>>>

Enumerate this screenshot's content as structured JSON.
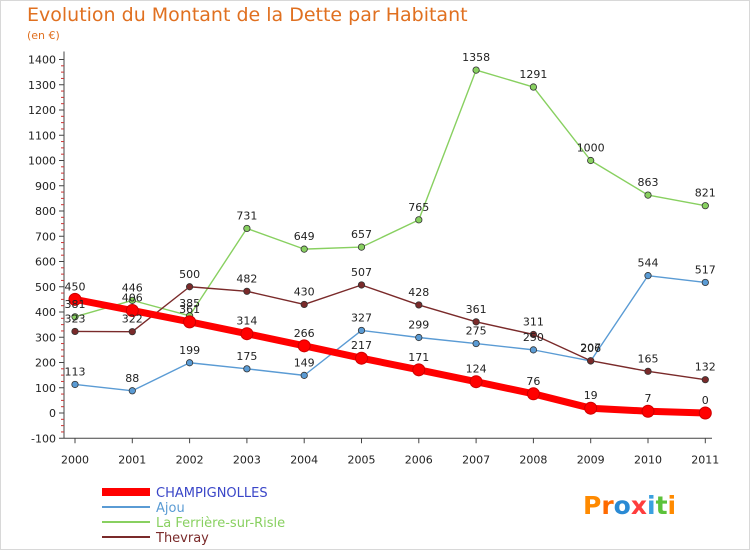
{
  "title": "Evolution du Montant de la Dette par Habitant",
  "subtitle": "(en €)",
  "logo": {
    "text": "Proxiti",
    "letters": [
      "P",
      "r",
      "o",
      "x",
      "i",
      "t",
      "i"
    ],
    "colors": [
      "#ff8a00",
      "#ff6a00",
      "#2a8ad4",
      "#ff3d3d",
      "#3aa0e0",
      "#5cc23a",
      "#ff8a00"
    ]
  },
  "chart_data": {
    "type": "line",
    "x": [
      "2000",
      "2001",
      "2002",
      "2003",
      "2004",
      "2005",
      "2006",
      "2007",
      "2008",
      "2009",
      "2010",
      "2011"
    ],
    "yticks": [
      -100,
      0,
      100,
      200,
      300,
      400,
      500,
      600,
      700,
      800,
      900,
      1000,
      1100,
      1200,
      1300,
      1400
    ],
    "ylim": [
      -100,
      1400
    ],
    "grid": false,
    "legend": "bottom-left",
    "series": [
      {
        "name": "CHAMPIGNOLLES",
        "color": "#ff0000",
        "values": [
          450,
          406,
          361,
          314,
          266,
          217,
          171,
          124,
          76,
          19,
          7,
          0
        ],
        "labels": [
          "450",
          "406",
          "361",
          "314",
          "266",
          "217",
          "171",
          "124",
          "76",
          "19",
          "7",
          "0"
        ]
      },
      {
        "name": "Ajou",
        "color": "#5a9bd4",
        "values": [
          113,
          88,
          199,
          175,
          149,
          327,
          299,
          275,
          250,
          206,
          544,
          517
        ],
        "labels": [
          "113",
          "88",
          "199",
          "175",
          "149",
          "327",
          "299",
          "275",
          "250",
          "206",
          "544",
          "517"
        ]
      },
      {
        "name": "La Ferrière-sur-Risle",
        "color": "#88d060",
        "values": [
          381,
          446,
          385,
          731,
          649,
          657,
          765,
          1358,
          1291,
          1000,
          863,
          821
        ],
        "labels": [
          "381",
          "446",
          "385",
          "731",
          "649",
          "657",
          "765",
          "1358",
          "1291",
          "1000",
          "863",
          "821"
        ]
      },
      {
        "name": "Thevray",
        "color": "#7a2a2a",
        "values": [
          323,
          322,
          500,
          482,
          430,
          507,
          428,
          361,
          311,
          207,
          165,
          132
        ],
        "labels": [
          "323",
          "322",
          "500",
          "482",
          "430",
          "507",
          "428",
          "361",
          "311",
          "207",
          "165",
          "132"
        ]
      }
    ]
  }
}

<<<

EXERCISE BRIEF: Each line of the material must be retyped exactly, except that images are omitted.

EXERCISE RESULT:
Enumerate this screenshot's content as structured JSON.
{
  "title": "Evolution du Montant de la Dette par Habitant",
  "subtitle": "(en €)",
  "logo": {
    "text": "Proxiti",
    "letters": [
      "P",
      "r",
      "o",
      "x",
      "i",
      "t",
      "i"
    ],
    "colors": [
      "#ff8a00",
      "#ff6a00",
      "#2a8ad4",
      "#ff3d3d",
      "#3aa0e0",
      "#5cc23a",
      "#ff8a00"
    ]
  },
  "chart_data": {
    "type": "line",
    "x": [
      "2000",
      "2001",
      "2002",
      "2003",
      "2004",
      "2005",
      "2006",
      "2007",
      "2008",
      "2009",
      "2010",
      "2011"
    ],
    "yticks": [
      -100,
      0,
      100,
      200,
      300,
      400,
      500,
      600,
      700,
      800,
      900,
      1000,
      1100,
      1200,
      1300,
      1400
    ],
    "ylim": [
      -100,
      1400
    ],
    "grid": false,
    "legend": "bottom-left",
    "series": [
      {
        "name": "CHAMPIGNOLLES",
        "color": "#ff0000",
        "values": [
          450,
          406,
          361,
          314,
          266,
          217,
          171,
          124,
          76,
          19,
          7,
          0
        ],
        "labels": [
          "450",
          "406",
          "361",
          "314",
          "266",
          "217",
          "171",
          "124",
          "76",
          "19",
          "7",
          "0"
        ]
      },
      {
        "name": "Ajou",
        "color": "#5a9bd4",
        "values": [
          113,
          88,
          199,
          175,
          149,
          327,
          299,
          275,
          250,
          206,
          544,
          517
        ],
        "labels": [
          "113",
          "88",
          "199",
          "175",
          "149",
          "327",
          "299",
          "275",
          "250",
          "206",
          "544",
          "517"
        ]
      },
      {
        "name": "La Ferrière-sur-Risle",
        "color": "#88d060",
        "values": [
          381,
          446,
          385,
          731,
          649,
          657,
          765,
          1358,
          1291,
          1000,
          863,
          821
        ],
        "labels": [
          "381",
          "446",
          "385",
          "731",
          "649",
          "657",
          "765",
          "1358",
          "1291",
          "1000",
          "863",
          "821"
        ]
      },
      {
        "name": "Thevray",
        "color": "#7a2a2a",
        "values": [
          323,
          322,
          500,
          482,
          430,
          507,
          428,
          361,
          311,
          207,
          165,
          132
        ],
        "labels": [
          "323",
          "322",
          "500",
          "482",
          "430",
          "507",
          "428",
          "361",
          "311",
          "207",
          "165",
          "132"
        ]
      }
    ]
  }
}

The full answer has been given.